**Problem to work on**
Drop the pictures from the entries below, then reproduce the rest exactly.

**Material provided**
= = = =
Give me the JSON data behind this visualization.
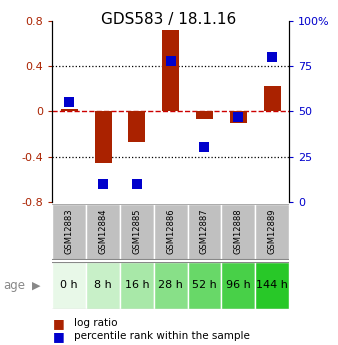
{
  "title": "GDS583 / 18.1.16",
  "samples": [
    "GSM12883",
    "GSM12884",
    "GSM12885",
    "GSM12886",
    "GSM12887",
    "GSM12888",
    "GSM12889"
  ],
  "ages": [
    "0 h",
    "8 h",
    "16 h",
    "28 h",
    "52 h",
    "96 h",
    "144 h"
  ],
  "log_ratio": [
    0.02,
    -0.46,
    -0.27,
    0.72,
    -0.07,
    -0.1,
    0.22
  ],
  "percentile": [
    55,
    10,
    10,
    78,
    30,
    47,
    80
  ],
  "log_ratio_color": "#aa2200",
  "percentile_color": "#0000cc",
  "zero_line_color": "#cc0000",
  "ylim_left": [
    -0.8,
    0.8
  ],
  "ylim_right": [
    0,
    100
  ],
  "yticks_left": [
    -0.8,
    -0.4,
    0.0,
    0.4,
    0.8
  ],
  "yticks_right": [
    0,
    25,
    50,
    75,
    100
  ],
  "ytick_labels_right": [
    "0",
    "25",
    "50",
    "75",
    "100%"
  ],
  "dotted_lines_black": [
    -0.4,
    0.4
  ],
  "age_colors": [
    "#e8f8e8",
    "#c8f0c8",
    "#a8e8a8",
    "#88e088",
    "#68d868",
    "#48d048",
    "#28c828"
  ],
  "bar_width": 0.5,
  "marker_size": 7,
  "legend_log_ratio": "log ratio",
  "legend_percentile": "percentile rank within the sample",
  "age_label": "age",
  "title_fontsize": 11,
  "tick_fontsize": 8,
  "sample_fontsize": 6,
  "age_fontsize": 8,
  "legend_fontsize": 7.5
}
= = = =
**Result of the task**
Give me the JSON data behind this visualization.
{
  "title": "GDS583 / 18.1.16",
  "samples": [
    "GSM12883",
    "GSM12884",
    "GSM12885",
    "GSM12886",
    "GSM12887",
    "GSM12888",
    "GSM12889"
  ],
  "ages": [
    "0 h",
    "8 h",
    "16 h",
    "28 h",
    "52 h",
    "96 h",
    "144 h"
  ],
  "log_ratio": [
    0.02,
    -0.46,
    -0.27,
    0.72,
    -0.07,
    -0.1,
    0.22
  ],
  "percentile": [
    55,
    10,
    10,
    78,
    30,
    47,
    80
  ],
  "log_ratio_color": "#aa2200",
  "percentile_color": "#0000cc",
  "zero_line_color": "#cc0000",
  "ylim_left": [
    -0.8,
    0.8
  ],
  "ylim_right": [
    0,
    100
  ],
  "yticks_left": [
    -0.8,
    -0.4,
    0.0,
    0.4,
    0.8
  ],
  "yticks_right": [
    0,
    25,
    50,
    75,
    100
  ],
  "ytick_labels_right": [
    "0",
    "25",
    "50",
    "75",
    "100%"
  ],
  "dotted_lines_black": [
    -0.4,
    0.4
  ],
  "age_colors": [
    "#e8f8e8",
    "#c8f0c8",
    "#a8e8a8",
    "#88e088",
    "#68d868",
    "#48d048",
    "#28c828"
  ],
  "bar_width": 0.5,
  "marker_size": 7,
  "legend_log_ratio": "log ratio",
  "legend_percentile": "percentile rank within the sample",
  "age_label": "age",
  "title_fontsize": 11,
  "tick_fontsize": 8,
  "sample_fontsize": 6,
  "age_fontsize": 8,
  "legend_fontsize": 7.5
}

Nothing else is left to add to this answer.